- THE INPUT:
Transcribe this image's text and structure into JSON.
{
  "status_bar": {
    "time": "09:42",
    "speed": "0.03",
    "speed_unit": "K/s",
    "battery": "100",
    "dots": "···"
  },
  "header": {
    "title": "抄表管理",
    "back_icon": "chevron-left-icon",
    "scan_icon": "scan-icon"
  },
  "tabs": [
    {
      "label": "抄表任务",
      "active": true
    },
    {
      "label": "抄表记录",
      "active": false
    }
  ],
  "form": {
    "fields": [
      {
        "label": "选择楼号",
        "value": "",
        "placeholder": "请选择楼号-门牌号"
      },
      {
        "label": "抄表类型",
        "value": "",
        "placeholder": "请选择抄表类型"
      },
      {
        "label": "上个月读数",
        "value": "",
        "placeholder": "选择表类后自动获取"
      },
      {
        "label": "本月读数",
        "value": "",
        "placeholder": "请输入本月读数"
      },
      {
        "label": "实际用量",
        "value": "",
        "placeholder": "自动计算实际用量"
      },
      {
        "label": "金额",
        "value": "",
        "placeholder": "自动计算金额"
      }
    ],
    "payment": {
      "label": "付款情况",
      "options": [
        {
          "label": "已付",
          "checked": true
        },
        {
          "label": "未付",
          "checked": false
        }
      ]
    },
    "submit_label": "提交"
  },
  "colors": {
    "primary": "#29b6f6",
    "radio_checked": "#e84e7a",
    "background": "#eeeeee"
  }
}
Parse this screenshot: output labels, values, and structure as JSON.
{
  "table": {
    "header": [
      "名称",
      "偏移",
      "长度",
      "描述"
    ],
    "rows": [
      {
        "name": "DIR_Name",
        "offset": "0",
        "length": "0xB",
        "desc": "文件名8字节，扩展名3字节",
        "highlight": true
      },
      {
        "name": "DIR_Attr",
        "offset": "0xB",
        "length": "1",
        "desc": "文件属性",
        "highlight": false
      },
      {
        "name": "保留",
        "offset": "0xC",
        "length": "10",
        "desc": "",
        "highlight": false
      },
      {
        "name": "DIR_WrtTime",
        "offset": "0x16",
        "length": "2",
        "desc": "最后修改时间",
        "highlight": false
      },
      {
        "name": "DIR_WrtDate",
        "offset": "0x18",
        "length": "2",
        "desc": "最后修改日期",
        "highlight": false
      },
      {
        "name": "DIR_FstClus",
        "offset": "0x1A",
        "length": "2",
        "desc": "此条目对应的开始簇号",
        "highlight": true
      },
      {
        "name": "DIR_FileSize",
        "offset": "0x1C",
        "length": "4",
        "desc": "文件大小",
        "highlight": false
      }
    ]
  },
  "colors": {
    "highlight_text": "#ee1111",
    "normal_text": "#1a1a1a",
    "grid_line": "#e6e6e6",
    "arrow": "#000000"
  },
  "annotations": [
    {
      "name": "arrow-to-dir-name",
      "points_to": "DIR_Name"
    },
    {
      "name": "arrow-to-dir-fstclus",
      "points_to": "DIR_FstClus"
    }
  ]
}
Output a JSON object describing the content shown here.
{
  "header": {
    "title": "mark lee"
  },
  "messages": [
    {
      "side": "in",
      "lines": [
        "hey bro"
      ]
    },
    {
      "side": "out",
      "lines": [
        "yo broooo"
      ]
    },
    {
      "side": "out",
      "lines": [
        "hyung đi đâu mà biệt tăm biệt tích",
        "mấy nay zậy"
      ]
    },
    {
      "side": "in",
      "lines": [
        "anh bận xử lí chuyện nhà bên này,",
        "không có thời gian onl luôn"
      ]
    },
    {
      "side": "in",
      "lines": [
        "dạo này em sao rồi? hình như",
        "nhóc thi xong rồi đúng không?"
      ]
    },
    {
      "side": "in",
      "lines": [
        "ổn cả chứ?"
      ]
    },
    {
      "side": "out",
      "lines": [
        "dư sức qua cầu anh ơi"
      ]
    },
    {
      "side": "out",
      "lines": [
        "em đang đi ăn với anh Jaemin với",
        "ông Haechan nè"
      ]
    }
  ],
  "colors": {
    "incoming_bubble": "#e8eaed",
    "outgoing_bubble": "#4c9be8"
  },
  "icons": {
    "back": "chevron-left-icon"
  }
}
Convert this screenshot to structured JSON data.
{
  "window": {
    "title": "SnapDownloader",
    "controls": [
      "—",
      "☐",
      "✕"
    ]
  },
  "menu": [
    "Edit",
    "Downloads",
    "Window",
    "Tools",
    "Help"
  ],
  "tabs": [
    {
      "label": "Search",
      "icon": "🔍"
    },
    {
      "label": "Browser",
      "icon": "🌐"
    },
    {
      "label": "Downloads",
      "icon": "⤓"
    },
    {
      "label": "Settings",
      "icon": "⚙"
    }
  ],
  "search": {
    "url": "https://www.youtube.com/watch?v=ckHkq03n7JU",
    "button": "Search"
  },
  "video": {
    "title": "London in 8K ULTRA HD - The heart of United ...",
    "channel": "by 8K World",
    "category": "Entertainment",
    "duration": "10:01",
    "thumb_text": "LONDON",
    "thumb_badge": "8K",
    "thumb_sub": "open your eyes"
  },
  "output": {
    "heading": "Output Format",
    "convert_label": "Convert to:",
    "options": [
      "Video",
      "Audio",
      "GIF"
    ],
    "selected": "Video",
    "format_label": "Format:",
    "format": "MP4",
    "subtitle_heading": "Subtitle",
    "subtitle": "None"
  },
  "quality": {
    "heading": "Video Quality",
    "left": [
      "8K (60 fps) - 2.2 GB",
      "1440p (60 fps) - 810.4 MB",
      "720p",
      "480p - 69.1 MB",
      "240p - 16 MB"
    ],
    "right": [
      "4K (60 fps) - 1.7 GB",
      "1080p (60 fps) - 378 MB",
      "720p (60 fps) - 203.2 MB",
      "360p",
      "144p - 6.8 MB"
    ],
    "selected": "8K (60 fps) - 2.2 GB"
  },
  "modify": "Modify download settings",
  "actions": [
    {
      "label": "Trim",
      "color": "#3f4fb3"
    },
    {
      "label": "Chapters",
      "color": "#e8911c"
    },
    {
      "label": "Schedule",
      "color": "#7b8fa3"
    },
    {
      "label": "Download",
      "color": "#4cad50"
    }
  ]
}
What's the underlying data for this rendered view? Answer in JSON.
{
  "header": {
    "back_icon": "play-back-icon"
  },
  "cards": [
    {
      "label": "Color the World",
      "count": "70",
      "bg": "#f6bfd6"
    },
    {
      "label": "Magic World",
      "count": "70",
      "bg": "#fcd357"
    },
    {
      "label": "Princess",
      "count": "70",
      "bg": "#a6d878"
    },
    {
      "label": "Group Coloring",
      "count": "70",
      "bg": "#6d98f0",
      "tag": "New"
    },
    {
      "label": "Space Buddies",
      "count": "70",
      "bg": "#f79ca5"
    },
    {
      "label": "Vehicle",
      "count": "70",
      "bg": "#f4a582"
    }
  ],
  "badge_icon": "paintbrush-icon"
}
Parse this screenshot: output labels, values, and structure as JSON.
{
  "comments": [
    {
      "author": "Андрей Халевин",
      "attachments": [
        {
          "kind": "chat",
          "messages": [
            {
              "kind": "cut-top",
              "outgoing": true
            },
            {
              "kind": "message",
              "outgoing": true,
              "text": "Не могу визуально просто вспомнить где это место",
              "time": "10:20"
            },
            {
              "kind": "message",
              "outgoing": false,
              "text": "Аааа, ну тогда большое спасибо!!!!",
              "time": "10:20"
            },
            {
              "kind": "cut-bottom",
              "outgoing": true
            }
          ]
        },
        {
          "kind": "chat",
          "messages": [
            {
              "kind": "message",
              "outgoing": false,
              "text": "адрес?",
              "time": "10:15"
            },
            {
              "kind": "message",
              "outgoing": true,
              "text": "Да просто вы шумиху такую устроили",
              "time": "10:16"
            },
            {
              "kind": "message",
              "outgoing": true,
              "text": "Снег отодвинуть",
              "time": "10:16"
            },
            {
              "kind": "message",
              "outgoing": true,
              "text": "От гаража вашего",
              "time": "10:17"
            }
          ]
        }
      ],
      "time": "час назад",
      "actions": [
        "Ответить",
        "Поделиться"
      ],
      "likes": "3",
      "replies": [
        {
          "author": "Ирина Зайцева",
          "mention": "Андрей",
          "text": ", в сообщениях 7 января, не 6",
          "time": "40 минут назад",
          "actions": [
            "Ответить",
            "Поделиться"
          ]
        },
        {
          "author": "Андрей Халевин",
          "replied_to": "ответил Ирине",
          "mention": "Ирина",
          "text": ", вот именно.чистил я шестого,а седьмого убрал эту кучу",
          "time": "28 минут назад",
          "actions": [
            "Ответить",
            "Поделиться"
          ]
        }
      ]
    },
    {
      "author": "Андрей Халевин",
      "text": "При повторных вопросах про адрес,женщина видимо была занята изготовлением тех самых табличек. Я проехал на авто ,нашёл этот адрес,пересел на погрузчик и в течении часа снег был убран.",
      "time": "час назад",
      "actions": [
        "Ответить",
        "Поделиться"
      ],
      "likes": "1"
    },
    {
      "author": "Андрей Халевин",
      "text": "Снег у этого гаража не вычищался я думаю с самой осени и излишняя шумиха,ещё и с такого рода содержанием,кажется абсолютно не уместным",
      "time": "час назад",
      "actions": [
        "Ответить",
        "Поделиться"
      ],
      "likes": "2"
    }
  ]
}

- THE TASK: Say how many lines include the word "JSON"; reply with the number alone.

- ANSWER TO THIS PROBLEM: 6